AIM OF THE EXERCISE: Lay out the lines below as a JSON list of strings, one string per line and no blank lines, running from the first line through the line containing "- y-tick-label: 0%: [86, 501, 107, 518]", both included.

== THE RECORDS

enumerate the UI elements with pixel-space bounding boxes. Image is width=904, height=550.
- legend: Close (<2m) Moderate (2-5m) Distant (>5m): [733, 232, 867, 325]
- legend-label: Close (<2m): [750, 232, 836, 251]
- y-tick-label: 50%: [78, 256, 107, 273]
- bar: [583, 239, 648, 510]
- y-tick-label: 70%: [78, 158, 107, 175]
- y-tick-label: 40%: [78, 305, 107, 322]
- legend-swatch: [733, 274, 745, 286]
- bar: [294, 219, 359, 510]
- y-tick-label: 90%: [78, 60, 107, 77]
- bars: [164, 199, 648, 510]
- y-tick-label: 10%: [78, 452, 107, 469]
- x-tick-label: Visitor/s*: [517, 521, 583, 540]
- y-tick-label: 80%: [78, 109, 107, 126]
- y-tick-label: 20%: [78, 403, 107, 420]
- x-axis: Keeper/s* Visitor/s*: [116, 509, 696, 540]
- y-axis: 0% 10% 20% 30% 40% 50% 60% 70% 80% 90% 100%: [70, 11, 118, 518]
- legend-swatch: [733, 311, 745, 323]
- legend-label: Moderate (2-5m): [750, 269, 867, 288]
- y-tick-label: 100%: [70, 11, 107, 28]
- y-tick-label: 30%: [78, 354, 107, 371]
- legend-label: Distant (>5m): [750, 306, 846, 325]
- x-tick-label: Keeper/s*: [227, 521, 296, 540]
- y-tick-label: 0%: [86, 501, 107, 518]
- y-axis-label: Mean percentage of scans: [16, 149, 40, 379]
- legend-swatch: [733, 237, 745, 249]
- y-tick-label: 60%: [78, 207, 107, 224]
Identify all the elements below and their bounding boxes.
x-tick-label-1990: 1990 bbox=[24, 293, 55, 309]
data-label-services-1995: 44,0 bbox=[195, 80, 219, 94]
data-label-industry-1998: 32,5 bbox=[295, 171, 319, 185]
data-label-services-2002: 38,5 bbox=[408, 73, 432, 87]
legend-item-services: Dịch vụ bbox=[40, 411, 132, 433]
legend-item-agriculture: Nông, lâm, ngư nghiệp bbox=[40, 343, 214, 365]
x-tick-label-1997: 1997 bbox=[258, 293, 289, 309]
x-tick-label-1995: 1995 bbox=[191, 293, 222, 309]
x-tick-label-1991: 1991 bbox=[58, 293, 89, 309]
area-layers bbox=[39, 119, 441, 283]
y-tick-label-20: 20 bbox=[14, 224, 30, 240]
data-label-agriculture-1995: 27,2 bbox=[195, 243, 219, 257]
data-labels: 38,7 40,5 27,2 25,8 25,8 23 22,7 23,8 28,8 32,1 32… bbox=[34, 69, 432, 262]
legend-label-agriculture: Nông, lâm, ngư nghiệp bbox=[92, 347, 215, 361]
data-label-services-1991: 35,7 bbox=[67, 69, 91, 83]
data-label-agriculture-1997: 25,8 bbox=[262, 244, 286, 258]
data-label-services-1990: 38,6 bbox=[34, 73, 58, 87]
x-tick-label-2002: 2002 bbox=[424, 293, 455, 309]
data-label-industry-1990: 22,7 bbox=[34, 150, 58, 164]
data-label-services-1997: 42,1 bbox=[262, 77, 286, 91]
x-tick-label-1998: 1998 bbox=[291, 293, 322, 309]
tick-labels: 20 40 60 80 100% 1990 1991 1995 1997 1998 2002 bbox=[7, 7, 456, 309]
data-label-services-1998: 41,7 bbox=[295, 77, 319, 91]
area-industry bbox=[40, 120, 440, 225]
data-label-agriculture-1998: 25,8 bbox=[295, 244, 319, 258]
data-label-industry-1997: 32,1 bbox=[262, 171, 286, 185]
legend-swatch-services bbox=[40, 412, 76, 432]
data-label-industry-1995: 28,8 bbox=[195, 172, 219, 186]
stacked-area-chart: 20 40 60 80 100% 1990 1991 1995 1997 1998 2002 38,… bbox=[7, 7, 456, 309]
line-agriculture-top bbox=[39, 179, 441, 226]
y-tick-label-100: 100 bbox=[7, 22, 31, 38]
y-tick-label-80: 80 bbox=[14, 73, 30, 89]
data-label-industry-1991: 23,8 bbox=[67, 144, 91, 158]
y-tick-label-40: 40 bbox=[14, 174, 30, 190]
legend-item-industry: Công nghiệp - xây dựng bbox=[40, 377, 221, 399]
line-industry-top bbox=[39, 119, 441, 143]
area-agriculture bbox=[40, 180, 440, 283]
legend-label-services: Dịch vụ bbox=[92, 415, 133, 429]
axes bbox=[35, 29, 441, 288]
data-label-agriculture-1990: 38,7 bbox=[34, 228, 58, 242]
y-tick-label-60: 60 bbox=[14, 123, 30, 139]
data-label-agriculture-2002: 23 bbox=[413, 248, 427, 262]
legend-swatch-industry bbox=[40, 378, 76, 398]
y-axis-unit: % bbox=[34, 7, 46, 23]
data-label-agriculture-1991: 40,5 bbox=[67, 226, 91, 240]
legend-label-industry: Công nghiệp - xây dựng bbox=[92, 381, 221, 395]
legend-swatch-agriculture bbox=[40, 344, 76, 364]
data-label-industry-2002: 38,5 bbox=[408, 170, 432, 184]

====

PROBLEM SOLUTION:
[
  "enumerate the UI elements with pixel-space bounding boxes. Image is width=904, height=550.",
  "- legend: Close (<2m) Moderate (2-5m) Distant (>5m): [733, 232, 867, 325]",
  "- legend-label: Close (<2m): [750, 232, 836, 251]",
  "- y-tick-label: 50%: [78, 256, 107, 273]",
  "- bar: [583, 239, 648, 510]",
  "- y-tick-label: 70%: [78, 158, 107, 175]",
  "- y-tick-label: 40%: [78, 305, 107, 322]",
  "- legend-swatch: [733, 274, 745, 286]",
  "- bar: [294, 219, 359, 510]",
  "- y-tick-label: 90%: [78, 60, 107, 77]",
  "- bars: [164, 199, 648, 510]",
  "- y-tick-label: 10%: [78, 452, 107, 469]",
  "- x-tick-label: Visitor/s*: [517, 521, 583, 540]",
  "- y-tick-label: 80%: [78, 109, 107, 126]",
  "- y-tick-label: 20%: [78, 403, 107, 420]",
  "- x-axis: Keeper/s* Visitor/s*: [116, 509, 696, 540]",
  "- y-axis: 0% 10% 20% 30% 40% 50% 60% 70% 80% 90% 100%: [70, 11, 118, 518]",
  "- legend-swatch: [733, 311, 745, 323]",
  "- legend-label: Moderate (2-5m): [750, 269, 867, 288]",
  "- y-tick-label: 100%: [70, 11, 107, 28]",
  "- y-tick-label: 30%: [78, 354, 107, 371]",
  "- legend-label: Distant (>5m): [750, 306, 846, 325]",
  "- x-tick-label: Keeper/s*: [227, 521, 296, 540]",
  "- y-tick-label: 0%: [86, 501, 107, 518]"
]